What is needed
Reproduce the part of the February 2007 blog archive that starts with "The Shadow IT" and goes on through "corporate IT Policy.".

Text segment
★ ★ ★ ★
Archive for February, 2007

25
Feb

Windows Cash Machine = Bad Idea

This is why I cringed a few years ago when I first heard our new ATM machines would be windows XP based.

Bad Idea

There was some cheap ATM machine touch screen thing at Cinema 9, but it was blank cept for a gray line at the bottom. Touch. Taskbar. Start menu. Programs. Accessories. Paint.

Take a look…

20
Feb

The Shadow IT Department

Over the last few years I’ve found I’m becoming more and more sensitive of the ever-widening gap between what we as IT/Security people do to protect the user from themselves, and giving the end user the freedom and support to use the best tools available to get real work done. There are a lot of great apps and other tech out there that corporations tend to quickly dismiss as “non-approved”, unneeded and/or frivolous toys. So I was pleasantly surprised when I noticed this excellent article over at the CIO Magazine website about corporate users ever-increasing knowledge and use of consumer technology to get things done, regardless of corporate IT Policy.
★ ★ ★ ★
(Stored records)

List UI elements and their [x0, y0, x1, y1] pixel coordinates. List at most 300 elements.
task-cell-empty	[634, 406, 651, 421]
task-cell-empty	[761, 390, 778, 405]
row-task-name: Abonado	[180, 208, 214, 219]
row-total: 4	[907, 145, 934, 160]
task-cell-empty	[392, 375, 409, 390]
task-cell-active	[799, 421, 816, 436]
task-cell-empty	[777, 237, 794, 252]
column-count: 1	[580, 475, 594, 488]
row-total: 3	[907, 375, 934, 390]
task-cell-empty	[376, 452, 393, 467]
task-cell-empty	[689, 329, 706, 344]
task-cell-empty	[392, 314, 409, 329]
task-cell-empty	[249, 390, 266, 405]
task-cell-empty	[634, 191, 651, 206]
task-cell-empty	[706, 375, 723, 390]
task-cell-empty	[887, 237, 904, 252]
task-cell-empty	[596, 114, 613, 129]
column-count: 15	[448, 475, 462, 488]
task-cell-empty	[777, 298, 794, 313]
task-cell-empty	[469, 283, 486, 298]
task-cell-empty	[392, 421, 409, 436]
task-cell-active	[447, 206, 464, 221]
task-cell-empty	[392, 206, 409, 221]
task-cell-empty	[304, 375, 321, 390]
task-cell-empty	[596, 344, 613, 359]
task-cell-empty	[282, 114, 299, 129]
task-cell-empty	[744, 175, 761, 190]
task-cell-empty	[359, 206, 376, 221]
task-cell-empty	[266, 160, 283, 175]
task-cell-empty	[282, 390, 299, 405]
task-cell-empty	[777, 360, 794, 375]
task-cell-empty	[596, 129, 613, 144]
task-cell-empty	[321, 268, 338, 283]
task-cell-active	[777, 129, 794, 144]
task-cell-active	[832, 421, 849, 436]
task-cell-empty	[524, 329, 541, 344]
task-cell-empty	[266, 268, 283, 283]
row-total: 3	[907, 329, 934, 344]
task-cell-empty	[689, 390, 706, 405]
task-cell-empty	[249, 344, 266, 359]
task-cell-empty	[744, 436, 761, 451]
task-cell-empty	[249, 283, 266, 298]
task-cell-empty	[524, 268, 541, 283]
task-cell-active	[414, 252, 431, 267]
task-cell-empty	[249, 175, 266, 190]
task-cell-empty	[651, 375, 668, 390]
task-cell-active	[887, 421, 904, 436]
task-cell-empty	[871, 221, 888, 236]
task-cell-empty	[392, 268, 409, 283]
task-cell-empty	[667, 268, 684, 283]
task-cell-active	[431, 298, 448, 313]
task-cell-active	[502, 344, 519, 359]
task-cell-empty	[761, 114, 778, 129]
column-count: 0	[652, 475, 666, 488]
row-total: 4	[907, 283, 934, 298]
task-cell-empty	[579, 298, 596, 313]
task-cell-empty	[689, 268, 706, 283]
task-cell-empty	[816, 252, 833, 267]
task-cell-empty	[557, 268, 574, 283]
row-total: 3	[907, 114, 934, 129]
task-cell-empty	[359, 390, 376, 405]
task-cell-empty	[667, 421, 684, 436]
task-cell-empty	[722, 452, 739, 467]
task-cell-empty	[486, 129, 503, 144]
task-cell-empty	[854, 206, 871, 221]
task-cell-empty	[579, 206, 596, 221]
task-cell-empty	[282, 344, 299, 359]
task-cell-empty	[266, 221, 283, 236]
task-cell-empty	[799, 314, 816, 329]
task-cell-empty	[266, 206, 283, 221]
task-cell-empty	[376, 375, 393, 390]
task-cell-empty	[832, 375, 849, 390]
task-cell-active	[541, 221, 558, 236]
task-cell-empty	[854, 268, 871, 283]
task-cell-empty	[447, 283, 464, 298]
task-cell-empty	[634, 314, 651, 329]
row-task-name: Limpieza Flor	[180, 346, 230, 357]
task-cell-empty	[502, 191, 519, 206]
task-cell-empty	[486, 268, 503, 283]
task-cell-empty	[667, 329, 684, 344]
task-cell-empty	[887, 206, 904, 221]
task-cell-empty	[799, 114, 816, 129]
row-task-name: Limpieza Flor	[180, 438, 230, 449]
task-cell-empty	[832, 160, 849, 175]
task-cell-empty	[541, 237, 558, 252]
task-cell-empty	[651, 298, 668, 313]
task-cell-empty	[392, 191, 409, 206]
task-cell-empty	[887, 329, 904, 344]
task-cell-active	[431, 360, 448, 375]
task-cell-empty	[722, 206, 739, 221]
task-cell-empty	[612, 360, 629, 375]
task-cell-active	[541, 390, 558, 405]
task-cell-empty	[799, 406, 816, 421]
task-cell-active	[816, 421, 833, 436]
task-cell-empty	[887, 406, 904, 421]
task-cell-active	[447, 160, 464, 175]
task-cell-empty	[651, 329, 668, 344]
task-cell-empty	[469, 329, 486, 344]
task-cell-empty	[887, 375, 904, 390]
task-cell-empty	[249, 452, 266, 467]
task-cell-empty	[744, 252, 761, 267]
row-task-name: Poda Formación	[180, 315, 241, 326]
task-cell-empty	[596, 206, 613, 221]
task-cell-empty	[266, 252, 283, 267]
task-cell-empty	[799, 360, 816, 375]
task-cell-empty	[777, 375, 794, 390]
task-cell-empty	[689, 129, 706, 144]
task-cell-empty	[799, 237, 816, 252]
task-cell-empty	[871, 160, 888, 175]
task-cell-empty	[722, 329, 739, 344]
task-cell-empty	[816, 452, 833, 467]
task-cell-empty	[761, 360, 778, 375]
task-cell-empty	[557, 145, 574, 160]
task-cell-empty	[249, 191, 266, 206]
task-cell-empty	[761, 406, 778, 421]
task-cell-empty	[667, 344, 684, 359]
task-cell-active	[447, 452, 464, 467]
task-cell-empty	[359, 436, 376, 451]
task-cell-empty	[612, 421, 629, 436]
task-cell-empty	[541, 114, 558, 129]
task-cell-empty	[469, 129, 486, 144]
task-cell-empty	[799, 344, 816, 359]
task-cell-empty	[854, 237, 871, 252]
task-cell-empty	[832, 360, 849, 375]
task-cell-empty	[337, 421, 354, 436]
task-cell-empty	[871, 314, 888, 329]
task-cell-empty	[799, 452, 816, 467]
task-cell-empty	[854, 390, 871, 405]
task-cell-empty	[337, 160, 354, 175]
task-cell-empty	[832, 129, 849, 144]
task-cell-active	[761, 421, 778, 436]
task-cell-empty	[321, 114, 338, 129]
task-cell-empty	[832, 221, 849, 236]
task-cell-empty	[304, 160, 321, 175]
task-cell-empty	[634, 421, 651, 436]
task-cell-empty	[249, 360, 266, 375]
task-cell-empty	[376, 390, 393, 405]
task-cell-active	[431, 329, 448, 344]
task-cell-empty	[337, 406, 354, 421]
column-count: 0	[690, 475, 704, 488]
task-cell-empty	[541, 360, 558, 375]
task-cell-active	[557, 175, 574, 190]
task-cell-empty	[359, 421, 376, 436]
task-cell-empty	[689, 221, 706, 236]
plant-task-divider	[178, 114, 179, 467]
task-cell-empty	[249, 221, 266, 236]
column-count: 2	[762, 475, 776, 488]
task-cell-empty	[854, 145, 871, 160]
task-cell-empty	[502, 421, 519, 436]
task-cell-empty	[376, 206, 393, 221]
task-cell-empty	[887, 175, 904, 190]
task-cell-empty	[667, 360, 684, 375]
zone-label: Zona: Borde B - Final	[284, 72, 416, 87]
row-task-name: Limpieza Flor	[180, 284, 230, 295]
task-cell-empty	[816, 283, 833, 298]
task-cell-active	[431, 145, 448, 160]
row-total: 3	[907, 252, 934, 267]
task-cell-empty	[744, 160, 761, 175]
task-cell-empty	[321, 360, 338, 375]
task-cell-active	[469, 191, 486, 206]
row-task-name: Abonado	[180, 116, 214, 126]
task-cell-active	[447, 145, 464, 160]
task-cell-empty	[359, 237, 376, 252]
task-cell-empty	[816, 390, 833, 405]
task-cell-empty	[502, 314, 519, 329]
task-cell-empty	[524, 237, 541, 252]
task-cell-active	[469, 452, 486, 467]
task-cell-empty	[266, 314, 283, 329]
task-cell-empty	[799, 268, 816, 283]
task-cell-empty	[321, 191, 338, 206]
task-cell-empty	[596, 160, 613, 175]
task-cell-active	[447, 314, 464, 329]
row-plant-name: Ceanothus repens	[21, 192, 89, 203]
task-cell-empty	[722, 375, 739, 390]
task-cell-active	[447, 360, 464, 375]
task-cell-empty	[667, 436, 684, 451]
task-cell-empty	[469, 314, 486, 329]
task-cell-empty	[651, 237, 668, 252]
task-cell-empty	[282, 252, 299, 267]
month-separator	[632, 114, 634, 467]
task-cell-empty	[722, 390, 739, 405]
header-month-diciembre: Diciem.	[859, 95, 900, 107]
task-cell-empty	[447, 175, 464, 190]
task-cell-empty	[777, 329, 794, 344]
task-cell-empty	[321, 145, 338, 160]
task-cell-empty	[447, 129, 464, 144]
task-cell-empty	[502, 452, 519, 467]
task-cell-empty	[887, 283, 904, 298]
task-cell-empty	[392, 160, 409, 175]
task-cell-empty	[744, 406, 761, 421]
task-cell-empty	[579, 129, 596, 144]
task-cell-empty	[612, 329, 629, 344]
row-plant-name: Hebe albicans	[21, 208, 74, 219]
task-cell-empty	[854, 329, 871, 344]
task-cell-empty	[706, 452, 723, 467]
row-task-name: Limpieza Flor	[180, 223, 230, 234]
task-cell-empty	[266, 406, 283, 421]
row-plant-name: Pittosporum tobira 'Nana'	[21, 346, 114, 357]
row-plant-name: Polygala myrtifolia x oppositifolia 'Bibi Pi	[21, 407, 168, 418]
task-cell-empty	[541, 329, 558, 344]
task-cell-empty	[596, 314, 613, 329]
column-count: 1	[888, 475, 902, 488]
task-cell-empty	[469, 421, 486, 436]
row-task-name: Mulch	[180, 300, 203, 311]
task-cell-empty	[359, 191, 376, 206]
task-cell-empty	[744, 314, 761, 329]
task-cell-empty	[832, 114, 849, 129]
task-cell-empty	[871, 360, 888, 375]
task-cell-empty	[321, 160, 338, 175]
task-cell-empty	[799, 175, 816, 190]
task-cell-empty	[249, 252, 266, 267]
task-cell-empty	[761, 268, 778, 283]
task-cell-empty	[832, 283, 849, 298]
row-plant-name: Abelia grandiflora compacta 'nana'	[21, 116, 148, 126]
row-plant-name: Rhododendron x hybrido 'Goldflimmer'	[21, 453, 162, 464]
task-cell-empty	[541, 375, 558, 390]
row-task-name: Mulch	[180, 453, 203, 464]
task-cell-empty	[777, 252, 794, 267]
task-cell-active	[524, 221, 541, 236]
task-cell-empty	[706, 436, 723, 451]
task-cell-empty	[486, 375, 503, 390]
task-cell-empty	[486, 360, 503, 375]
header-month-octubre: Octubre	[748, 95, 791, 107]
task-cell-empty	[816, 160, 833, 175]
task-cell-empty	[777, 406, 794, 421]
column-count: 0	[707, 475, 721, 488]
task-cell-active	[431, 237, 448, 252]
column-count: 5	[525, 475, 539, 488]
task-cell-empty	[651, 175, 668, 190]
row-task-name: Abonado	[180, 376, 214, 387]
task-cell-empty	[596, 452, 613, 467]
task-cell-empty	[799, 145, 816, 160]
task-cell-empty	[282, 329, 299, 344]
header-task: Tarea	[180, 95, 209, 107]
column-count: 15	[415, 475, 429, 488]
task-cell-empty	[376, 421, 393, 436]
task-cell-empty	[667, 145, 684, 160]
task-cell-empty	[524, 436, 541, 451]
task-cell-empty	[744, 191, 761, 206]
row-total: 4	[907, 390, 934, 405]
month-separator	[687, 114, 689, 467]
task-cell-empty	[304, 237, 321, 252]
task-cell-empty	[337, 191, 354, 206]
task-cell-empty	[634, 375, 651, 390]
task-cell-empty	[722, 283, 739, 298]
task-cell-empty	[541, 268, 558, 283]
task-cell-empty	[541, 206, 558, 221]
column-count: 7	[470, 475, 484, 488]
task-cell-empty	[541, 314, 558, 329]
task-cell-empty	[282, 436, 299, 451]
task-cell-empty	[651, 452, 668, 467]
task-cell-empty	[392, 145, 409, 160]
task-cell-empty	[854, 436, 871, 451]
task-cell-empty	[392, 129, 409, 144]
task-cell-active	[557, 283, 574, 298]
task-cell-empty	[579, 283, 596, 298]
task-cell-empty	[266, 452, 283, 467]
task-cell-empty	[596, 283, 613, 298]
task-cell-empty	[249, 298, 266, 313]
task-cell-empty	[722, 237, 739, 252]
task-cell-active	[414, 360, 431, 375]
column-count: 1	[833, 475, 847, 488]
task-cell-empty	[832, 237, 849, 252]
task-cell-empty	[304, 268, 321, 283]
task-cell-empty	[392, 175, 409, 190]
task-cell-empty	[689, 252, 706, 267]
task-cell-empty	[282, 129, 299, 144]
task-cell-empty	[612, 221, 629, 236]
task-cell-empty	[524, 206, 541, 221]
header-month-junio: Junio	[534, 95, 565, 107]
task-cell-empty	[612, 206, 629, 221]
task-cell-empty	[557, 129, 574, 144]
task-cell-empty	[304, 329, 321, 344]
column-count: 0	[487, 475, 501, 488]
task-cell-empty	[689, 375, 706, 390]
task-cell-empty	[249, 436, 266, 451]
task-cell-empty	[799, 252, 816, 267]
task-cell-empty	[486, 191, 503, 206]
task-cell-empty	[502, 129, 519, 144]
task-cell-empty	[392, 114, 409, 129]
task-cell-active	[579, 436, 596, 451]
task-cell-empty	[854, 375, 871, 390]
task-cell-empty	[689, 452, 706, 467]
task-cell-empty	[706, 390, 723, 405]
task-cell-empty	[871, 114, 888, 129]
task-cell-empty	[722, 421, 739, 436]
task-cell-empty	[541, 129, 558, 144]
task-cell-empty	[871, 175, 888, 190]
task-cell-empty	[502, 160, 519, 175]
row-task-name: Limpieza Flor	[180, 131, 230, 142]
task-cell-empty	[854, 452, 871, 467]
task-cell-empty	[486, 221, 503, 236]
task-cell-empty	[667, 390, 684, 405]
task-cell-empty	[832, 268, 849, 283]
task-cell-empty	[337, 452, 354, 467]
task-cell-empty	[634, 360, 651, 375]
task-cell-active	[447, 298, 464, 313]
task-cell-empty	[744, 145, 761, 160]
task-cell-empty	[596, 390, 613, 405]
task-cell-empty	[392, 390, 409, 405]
★ ★ ★ ★
Answer space
The Shadow IT Department

Over the last few years I’ve found I’m becoming more and more sensitive of the ever-widening gap between what we as IT/Security people do to protect the user from themselves, and giving the end user the freedom and support to use the best tools available to get real work done. There are a lot of great apps and other tech out there that corporations tend to quickly dismiss as “non-approved”, unneeded and/or frivolous toys. So I was pleasantly surprised when I noticed this excellent article over at the CIO Magazine website about corporate users ever-increasing knowledge and use of consumer technology to get things done, regardless of corporate IT Policy.